> **PROMPT**:
Reproduce the listing word for word, leaving every picture behind.

> **DATA SHOWN**:
#####
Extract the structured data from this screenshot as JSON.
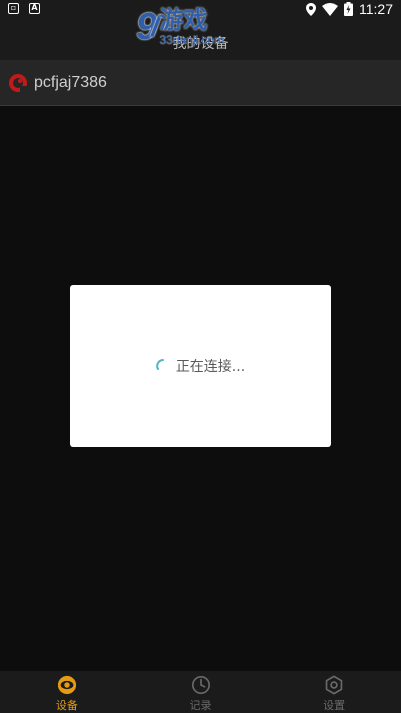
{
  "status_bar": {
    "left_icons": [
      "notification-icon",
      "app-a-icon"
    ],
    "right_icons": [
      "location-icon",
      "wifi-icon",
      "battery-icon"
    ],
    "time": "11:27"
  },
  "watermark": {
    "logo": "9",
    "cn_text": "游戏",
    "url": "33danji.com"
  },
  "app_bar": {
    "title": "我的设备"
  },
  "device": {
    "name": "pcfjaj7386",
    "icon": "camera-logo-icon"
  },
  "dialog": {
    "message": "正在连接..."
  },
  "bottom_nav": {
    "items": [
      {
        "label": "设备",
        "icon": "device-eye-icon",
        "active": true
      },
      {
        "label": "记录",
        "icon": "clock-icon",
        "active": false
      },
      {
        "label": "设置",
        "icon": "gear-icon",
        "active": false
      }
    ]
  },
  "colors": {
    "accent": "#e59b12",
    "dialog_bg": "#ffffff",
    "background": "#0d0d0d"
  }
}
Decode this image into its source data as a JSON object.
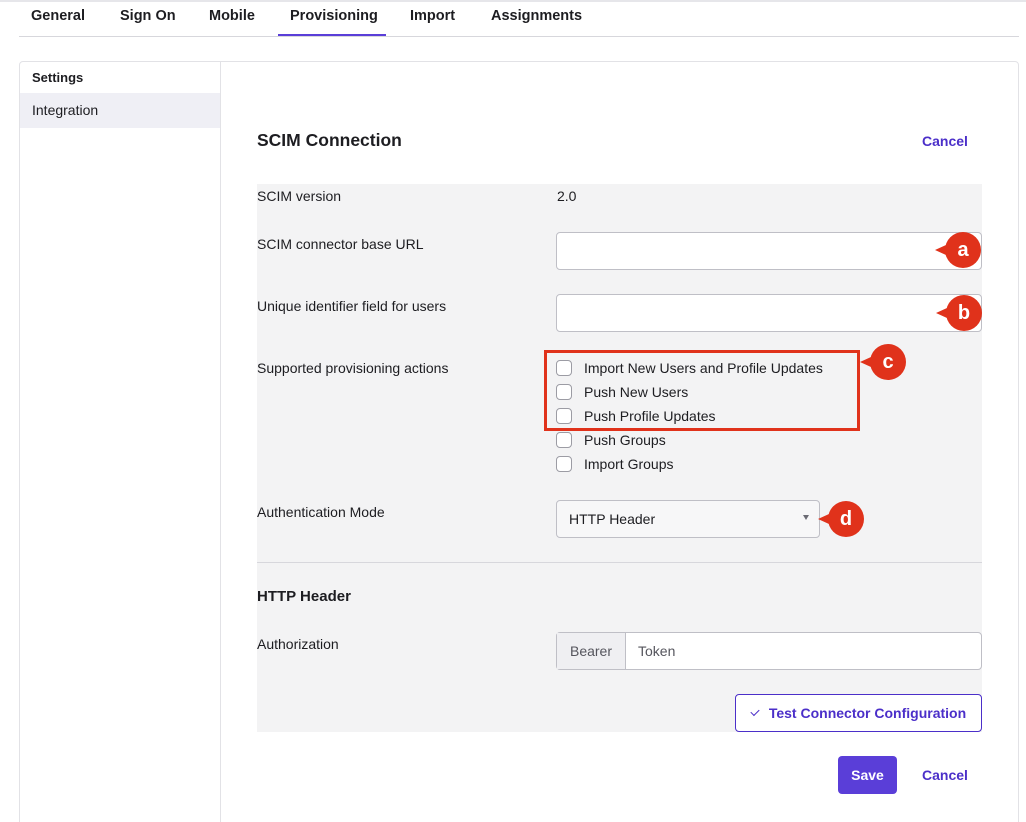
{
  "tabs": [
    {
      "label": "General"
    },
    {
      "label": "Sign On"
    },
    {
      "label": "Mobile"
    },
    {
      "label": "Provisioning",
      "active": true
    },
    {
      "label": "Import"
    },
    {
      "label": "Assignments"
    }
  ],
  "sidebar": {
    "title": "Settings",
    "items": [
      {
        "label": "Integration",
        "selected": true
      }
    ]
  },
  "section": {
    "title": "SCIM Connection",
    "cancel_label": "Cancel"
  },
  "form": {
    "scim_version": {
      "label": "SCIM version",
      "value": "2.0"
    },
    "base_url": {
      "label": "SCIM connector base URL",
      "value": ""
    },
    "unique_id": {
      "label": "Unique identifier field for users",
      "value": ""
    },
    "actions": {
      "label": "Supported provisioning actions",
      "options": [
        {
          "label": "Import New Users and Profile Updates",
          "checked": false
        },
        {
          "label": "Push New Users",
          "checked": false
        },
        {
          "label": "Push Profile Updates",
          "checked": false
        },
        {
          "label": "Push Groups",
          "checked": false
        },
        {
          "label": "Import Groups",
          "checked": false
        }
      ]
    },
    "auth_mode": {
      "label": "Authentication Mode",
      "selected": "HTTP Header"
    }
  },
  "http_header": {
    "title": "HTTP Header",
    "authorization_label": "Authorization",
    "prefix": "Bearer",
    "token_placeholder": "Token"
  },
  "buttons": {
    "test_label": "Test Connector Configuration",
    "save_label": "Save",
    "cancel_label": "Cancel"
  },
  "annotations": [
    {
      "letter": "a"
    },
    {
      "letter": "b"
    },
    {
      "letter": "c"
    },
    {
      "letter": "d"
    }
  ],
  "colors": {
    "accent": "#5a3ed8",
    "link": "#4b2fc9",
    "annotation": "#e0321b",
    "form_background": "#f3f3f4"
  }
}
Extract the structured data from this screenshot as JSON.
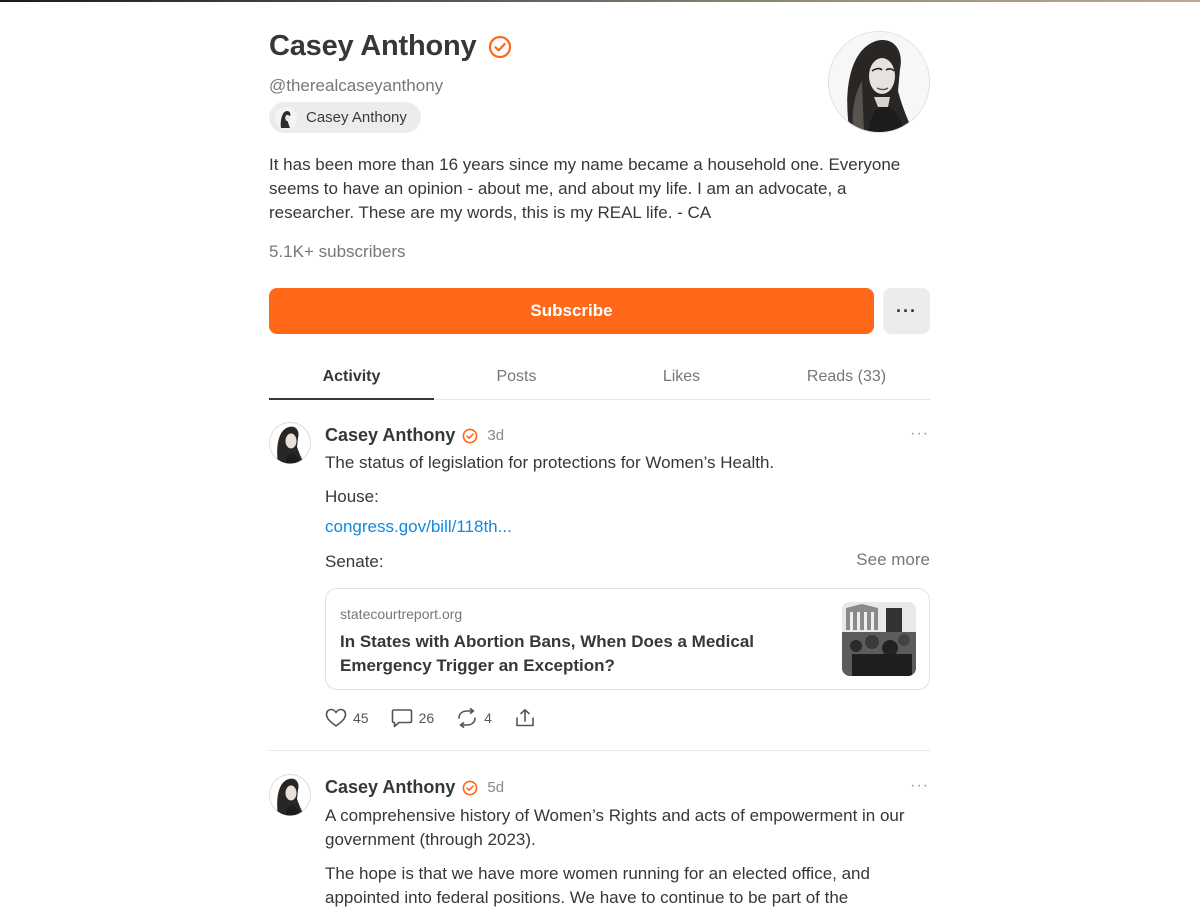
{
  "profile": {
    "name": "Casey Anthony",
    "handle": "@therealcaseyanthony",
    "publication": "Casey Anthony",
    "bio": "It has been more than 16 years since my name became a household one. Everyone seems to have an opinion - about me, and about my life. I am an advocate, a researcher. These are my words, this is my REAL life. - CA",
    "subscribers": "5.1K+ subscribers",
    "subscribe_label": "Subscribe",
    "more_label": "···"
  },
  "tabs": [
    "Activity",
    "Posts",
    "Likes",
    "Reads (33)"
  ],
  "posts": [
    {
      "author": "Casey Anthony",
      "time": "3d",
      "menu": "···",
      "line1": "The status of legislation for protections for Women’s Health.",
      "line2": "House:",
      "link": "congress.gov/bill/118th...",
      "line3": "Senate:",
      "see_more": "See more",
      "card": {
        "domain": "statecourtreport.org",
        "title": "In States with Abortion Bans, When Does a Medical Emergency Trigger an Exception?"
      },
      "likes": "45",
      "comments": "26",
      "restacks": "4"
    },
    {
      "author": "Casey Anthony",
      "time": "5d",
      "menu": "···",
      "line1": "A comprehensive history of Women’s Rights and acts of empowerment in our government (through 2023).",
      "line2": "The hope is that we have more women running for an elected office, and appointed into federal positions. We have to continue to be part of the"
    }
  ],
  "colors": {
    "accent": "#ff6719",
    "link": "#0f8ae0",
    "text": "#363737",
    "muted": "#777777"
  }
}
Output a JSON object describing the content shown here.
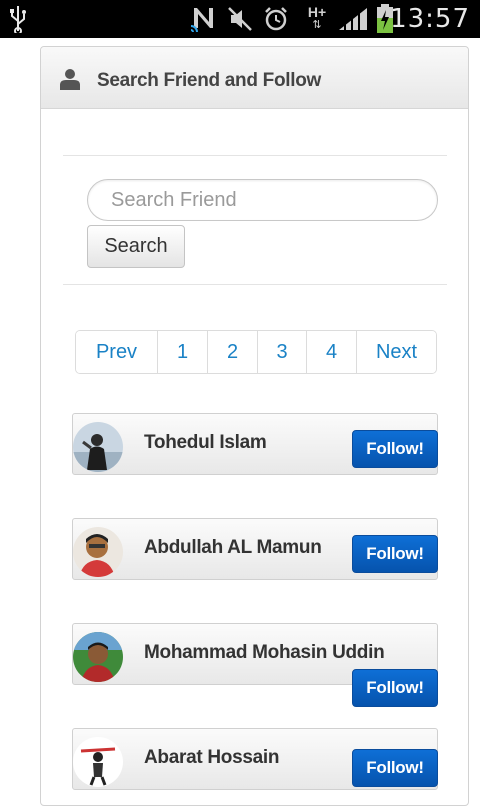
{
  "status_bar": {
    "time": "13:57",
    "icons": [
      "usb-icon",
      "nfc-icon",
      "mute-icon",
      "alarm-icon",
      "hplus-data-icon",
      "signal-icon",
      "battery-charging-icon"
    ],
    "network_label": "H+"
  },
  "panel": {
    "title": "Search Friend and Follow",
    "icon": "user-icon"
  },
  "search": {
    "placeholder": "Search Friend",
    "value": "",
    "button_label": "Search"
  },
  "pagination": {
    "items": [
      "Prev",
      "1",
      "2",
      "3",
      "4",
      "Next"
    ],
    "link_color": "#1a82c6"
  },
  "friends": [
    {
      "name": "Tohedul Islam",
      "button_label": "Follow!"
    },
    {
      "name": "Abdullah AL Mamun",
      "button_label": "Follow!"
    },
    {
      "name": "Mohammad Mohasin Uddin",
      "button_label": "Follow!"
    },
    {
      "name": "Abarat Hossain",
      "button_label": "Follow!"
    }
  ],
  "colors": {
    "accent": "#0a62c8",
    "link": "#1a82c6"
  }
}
#####
> **TASK ANSWER**:
Extract the structured data from this screenshot as JSON.
{
  "status_bar": {
    "left_icons": [
      "notification-icon",
      "app-a-icon"
    ],
    "right_icons": [
      "location-icon",
      "wifi-icon",
      "battery-icon"
    ],
    "time": "11:27"
  },
  "watermark": {
    "logo": "9",
    "cn_text": "游戏",
    "url": "33danji.com"
  },
  "app_bar": {
    "title": "我的设备"
  },
  "device": {
    "name": "pcfjaj7386",
    "icon": "camera-logo-icon"
  },
  "dialog": {
    "message": "正在连接..."
  },
  "bottom_nav": {
    "items": [
      {
        "label": "设备",
        "icon": "device-eye-icon",
        "active": true
      },
      {
        "label": "记录",
        "icon": "clock-icon",
        "active": false
      },
      {
        "label": "设置",
        "icon": "gear-icon",
        "active": false
      }
    ]
  },
  "colors": {
    "accent": "#e59b12",
    "dialog_bg": "#ffffff",
    "background": "#0d0d0d"
  }
}
Decode this image into its source data as a JSON object.
{
  "tabs": [
    {
      "label": "General"
    },
    {
      "label": "Sign On"
    },
    {
      "label": "Mobile"
    },
    {
      "label": "Provisioning",
      "active": true
    },
    {
      "label": "Import"
    },
    {
      "label": "Assignments"
    }
  ],
  "sidebar": {
    "title": "Settings",
    "items": [
      {
        "label": "Integration",
        "selected": true
      }
    ]
  },
  "section": {
    "title": "SCIM Connection",
    "cancel_label": "Cancel"
  },
  "form": {
    "scim_version": {
      "label": "SCIM version",
      "value": "2.0"
    },
    "base_url": {
      "label": "SCIM connector base URL",
      "value": ""
    },
    "unique_id": {
      "label": "Unique identifier field for users",
      "value": ""
    },
    "actions": {
      "label": "Supported provisioning actions",
      "options": [
        {
          "label": "Import New Users and Profile Updates",
          "checked": false
        },
        {
          "label": "Push New Users",
          "checked": false
        },
        {
          "label": "Push Profile Updates",
          "checked": false
        },
        {
          "label": "Push Groups",
          "checked": false
        },
        {
          "label": "Import Groups",
          "checked": false
        }
      ]
    },
    "auth_mode": {
      "label": "Authentication Mode",
      "selected": "HTTP Header"
    }
  },
  "http_header": {
    "title": "HTTP Header",
    "authorization_label": "Authorization",
    "prefix": "Bearer",
    "token_placeholder": "Token"
  },
  "buttons": {
    "test_label": "Test Connector Configuration",
    "save_label": "Save",
    "cancel_label": "Cancel"
  },
  "annotations": [
    {
      "letter": "a"
    },
    {
      "letter": "b"
    },
    {
      "letter": "c"
    },
    {
      "letter": "d"
    }
  ],
  "colors": {
    "accent": "#5a3ed8",
    "link": "#4b2fc9",
    "annotation": "#e0321b",
    "form_background": "#f3f3f4"
  }
}
Extract the structured data from this screenshot as JSON.
{
  "profile": {
    "name": "Casey Anthony",
    "handle": "@therealcaseyanthony",
    "publication": "Casey Anthony",
    "bio": "It has been more than 16 years since my name became a household one. Everyone seems to have an opinion - about me, and about my life. I am an advocate, a researcher. These are my words, this is my REAL life. - CA",
    "subscribers": "5.1K+ subscribers",
    "subscribe_label": "Subscribe",
    "more_label": "···"
  },
  "tabs": [
    "Activity",
    "Posts",
    "Likes",
    "Reads (33)"
  ],
  "posts": [
    {
      "author": "Casey Anthony",
      "time": "3d",
      "menu": "···",
      "line1": "The status of legislation for protections for Women’s Health.",
      "line2": "House:",
      "link": "congress.gov/bill/118th...",
      "line3": "Senate:",
      "see_more": "See more",
      "card": {
        "domain": "statecourtreport.org",
        "title": "In States with Abortion Bans, When Does a Medical Emergency Trigger an Exception?"
      },
      "likes": "45",
      "comments": "26",
      "restacks": "4"
    },
    {
      "author": "Casey Anthony",
      "time": "5d",
      "menu": "···",
      "line1": "A comprehensive history of Women’s Rights and acts of empowerment in our government (through 2023).",
      "line2": "The hope is that we have more women running for an elected office, and appointed into federal positions. We have to continue to be part of the"
    }
  ],
  "colors": {
    "accent": "#ff6719",
    "link": "#0f8ae0",
    "text": "#363737",
    "muted": "#777777"
  }
}
Output a JSON object describing the content shown here.
{
  "status_bar": {
    "time": "13:57",
    "icons": [
      "usb-icon",
      "nfc-icon",
      "mute-icon",
      "alarm-icon",
      "hplus-data-icon",
      "signal-icon",
      "battery-charging-icon"
    ],
    "network_label": "H+"
  },
  "panel": {
    "title": "Search Friend and Follow",
    "icon": "user-icon"
  },
  "search": {
    "placeholder": "Search Friend",
    "value": "",
    "button_label": "Search"
  },
  "pagination": {
    "items": [
      "Prev",
      "1",
      "2",
      "3",
      "4",
      "Next"
    ],
    "link_color": "#1a82c6"
  },
  "friends": [
    {
      "name": "Tohedul Islam",
      "button_label": "Follow!"
    },
    {
      "name": "Abdullah AL Mamun",
      "button_label": "Follow!"
    },
    {
      "name": "Mohammad Mohasin Uddin",
      "button_label": "Follow!"
    },
    {
      "name": "Abarat Hossain",
      "button_label": "Follow!"
    }
  ],
  "colors": {
    "accent": "#0a62c8",
    "link": "#1a82c6"
  }
}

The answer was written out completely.